### Input data

********************

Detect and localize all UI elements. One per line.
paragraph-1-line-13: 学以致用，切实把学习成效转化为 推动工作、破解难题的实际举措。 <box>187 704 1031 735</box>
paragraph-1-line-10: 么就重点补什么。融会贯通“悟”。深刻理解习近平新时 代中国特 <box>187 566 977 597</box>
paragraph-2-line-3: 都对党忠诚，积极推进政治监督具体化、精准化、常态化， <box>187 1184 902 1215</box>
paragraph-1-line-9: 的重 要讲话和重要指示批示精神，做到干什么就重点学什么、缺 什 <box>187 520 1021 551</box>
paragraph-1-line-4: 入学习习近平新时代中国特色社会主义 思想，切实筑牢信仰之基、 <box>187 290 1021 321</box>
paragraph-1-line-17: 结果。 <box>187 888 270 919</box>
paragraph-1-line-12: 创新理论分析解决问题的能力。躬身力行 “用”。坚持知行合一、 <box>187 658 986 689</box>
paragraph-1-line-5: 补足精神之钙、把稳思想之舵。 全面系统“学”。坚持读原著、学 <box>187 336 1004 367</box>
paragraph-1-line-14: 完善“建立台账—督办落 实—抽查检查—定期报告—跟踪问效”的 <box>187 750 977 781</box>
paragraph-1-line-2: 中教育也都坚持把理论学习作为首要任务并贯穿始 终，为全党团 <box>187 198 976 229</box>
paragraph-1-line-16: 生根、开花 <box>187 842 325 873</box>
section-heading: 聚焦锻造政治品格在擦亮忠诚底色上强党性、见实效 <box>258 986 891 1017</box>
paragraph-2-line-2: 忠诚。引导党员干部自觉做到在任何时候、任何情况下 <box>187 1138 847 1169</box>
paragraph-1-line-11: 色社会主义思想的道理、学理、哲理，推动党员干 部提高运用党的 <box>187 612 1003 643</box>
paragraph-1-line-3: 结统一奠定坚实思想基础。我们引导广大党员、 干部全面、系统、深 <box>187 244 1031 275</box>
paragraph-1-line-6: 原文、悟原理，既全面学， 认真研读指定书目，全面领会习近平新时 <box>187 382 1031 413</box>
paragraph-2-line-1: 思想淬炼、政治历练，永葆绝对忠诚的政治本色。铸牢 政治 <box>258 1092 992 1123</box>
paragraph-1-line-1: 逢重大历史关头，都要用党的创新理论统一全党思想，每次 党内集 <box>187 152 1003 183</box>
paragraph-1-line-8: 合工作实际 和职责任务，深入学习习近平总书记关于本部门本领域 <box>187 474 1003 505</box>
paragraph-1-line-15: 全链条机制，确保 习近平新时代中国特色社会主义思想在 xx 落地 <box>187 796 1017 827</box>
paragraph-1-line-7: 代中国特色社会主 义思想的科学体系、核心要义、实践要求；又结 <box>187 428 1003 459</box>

********************

### What is asked
Copy every row above word for word, one per line, in the order shown.

### Written answer
Detect and localize all UI elements. One per line.
paragraph-1-line-13: 学以致用，切实把学习成效转化为 推动工作、破解难题的实际举措。 <box>187 704 1031 735</box>
paragraph-1-line-10: 么就重点补什么。融会贯通“悟”。深刻理解习近平新时 代中国特 <box>187 566 977 597</box>
paragraph-2-line-3: 都对党忠诚，积极推进政治监督具体化、精准化、常态化， <box>187 1184 902 1215</box>
paragraph-1-line-9: 的重 要讲话和重要指示批示精神，做到干什么就重点学什么、缺 什 <box>187 520 1021 551</box>
paragraph-1-line-4: 入学习习近平新时代中国特色社会主义 思想，切实筑牢信仰之基、 <box>187 290 1021 321</box>
paragraph-1-line-17: 结果。 <box>187 888 270 919</box>
paragraph-1-line-12: 创新理论分析解决问题的能力。躬身力行 “用”。坚持知行合一、 <box>187 658 986 689</box>
paragraph-1-line-5: 补足精神之钙、把稳思想之舵。 全面系统“学”。坚持读原著、学 <box>187 336 1004 367</box>
paragraph-1-line-14: 完善“建立台账—督办落 实—抽查检查—定期报告—跟踪问效”的 <box>187 750 977 781</box>
paragraph-1-line-2: 中教育也都坚持把理论学习作为首要任务并贯穿始 终，为全党团 <box>187 198 976 229</box>
paragraph-1-line-16: 生根、开花 <box>187 842 325 873</box>
section-heading: 聚焦锻造政治品格在擦亮忠诚底色上强党性、见实效 <box>258 986 891 1017</box>
paragraph-2-line-2: 忠诚。引导党员干部自觉做到在任何时候、任何情况下 <box>187 1138 847 1169</box>
paragraph-1-line-11: 色社会主义思想的道理、学理、哲理，推动党员干 部提高运用党的 <box>187 612 1003 643</box>
paragraph-1-line-3: 结统一奠定坚实思想基础。我们引导广大党员、 干部全面、系统、深 <box>187 244 1031 275</box>
paragraph-1-line-6: 原文、悟原理，既全面学， 认真研读指定书目，全面领会习近平新时 <box>187 382 1031 413</box>
paragraph-2-line-1: 思想淬炼、政治历练，永葆绝对忠诚的政治本色。铸牢 政治 <box>258 1092 992 1123</box>
paragraph-1-line-1: 逢重大历史关头，都要用党的创新理论统一全党思想，每次 党内集 <box>187 152 1003 183</box>
paragraph-1-line-8: 合工作实际 和职责任务，深入学习习近平总书记关于本部门本领域 <box>187 474 1003 505</box>
paragraph-1-line-15: 全链条机制，确保 习近平新时代中国特色社会主义思想在 xx 落地 <box>187 796 1017 827</box>
paragraph-1-line-7: 代中国特色社会主 义思想的科学体系、核心要义、实践要求；又结 <box>187 428 1003 459</box>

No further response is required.